▸ **Dataset entries**
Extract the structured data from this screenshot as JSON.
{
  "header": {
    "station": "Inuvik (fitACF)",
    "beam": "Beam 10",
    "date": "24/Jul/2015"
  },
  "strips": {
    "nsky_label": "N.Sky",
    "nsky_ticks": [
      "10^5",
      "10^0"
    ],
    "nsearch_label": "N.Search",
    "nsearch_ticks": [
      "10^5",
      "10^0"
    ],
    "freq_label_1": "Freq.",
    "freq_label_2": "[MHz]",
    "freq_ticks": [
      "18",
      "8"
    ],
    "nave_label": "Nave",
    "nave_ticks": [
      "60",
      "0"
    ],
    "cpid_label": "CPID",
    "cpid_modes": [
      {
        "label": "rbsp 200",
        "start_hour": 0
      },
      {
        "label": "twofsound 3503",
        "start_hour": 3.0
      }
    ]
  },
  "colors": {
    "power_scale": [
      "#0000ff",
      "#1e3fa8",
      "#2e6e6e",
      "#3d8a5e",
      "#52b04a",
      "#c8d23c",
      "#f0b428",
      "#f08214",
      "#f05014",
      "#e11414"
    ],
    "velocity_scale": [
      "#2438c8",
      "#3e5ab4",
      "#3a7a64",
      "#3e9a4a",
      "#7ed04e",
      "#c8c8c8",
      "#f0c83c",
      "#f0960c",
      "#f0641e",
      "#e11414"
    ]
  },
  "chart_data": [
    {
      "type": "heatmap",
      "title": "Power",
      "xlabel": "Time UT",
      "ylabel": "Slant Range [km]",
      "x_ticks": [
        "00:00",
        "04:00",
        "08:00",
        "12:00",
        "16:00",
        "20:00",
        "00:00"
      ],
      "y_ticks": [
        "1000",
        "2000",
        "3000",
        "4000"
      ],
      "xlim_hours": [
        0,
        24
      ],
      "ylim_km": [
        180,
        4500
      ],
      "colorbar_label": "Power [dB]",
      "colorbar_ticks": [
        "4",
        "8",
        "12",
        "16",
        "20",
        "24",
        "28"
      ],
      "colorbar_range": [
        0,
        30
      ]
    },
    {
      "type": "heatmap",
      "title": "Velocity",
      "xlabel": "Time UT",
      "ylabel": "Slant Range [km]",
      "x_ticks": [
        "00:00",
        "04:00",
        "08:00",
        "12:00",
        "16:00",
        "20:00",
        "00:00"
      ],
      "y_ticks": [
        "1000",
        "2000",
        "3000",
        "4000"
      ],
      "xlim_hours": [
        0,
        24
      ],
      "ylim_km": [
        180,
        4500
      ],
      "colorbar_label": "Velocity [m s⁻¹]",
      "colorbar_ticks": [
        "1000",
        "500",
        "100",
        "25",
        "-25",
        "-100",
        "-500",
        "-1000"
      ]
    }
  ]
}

▸ **The task**
Recopy all the lines exactly as they appear.

▸ **The response**
Extract the structured data from this screenshot as JSON.
{
  "header": {
    "station": "Inuvik (fitACF)",
    "beam": "Beam 10",
    "date": "24/Jul/2015"
  },
  "strips": {
    "nsky_label": "N.Sky",
    "nsky_ticks": [
      "10^5",
      "10^0"
    ],
    "nsearch_label": "N.Search",
    "nsearch_ticks": [
      "10^5",
      "10^0"
    ],
    "freq_label_1": "Freq.",
    "freq_label_2": "[MHz]",
    "freq_ticks": [
      "18",
      "8"
    ],
    "nave_label": "Nave",
    "nave_ticks": [
      "60",
      "0"
    ],
    "cpid_label": "CPID",
    "cpid_modes": [
      {
        "label": "rbsp 200",
        "start_hour": 0
      },
      {
        "label": "twofsound 3503",
        "start_hour": 3.0
      }
    ]
  },
  "colors": {
    "power_scale": [
      "#0000ff",
      "#1e3fa8",
      "#2e6e6e",
      "#3d8a5e",
      "#52b04a",
      "#c8d23c",
      "#f0b428",
      "#f08214",
      "#f05014",
      "#e11414"
    ],
    "velocity_scale": [
      "#2438c8",
      "#3e5ab4",
      "#3a7a64",
      "#3e9a4a",
      "#7ed04e",
      "#c8c8c8",
      "#f0c83c",
      "#f0960c",
      "#f0641e",
      "#e11414"
    ]
  },
  "chart_data": [
    {
      "type": "heatmap",
      "title": "Power",
      "xlabel": "Time UT",
      "ylabel": "Slant Range [km]",
      "x_ticks": [
        "00:00",
        "04:00",
        "08:00",
        "12:00",
        "16:00",
        "20:00",
        "00:00"
      ],
      "y_ticks": [
        "1000",
        "2000",
        "3000",
        "4000"
      ],
      "xlim_hours": [
        0,
        24
      ],
      "ylim_km": [
        180,
        4500
      ],
      "colorbar_label": "Power [dB]",
      "colorbar_ticks": [
        "4",
        "8",
        "12",
        "16",
        "20",
        "24",
        "28"
      ],
      "colorbar_range": [
        0,
        30
      ]
    },
    {
      "type": "heatmap",
      "title": "Velocity",
      "xlabel": "Time UT",
      "ylabel": "Slant Range [km]",
      "x_ticks": [
        "00:00",
        "04:00",
        "08:00",
        "12:00",
        "16:00",
        "20:00",
        "00:00"
      ],
      "y_ticks": [
        "1000",
        "2000",
        "3000",
        "4000"
      ],
      "xlim_hours": [
        0,
        24
      ],
      "ylim_km": [
        180,
        4500
      ],
      "colorbar_label": "Velocity [m s⁻¹]",
      "colorbar_ticks": [
        "1000",
        "500",
        "100",
        "25",
        "-25",
        "-100",
        "-500",
        "-1000"
      ]
    }
  ]
}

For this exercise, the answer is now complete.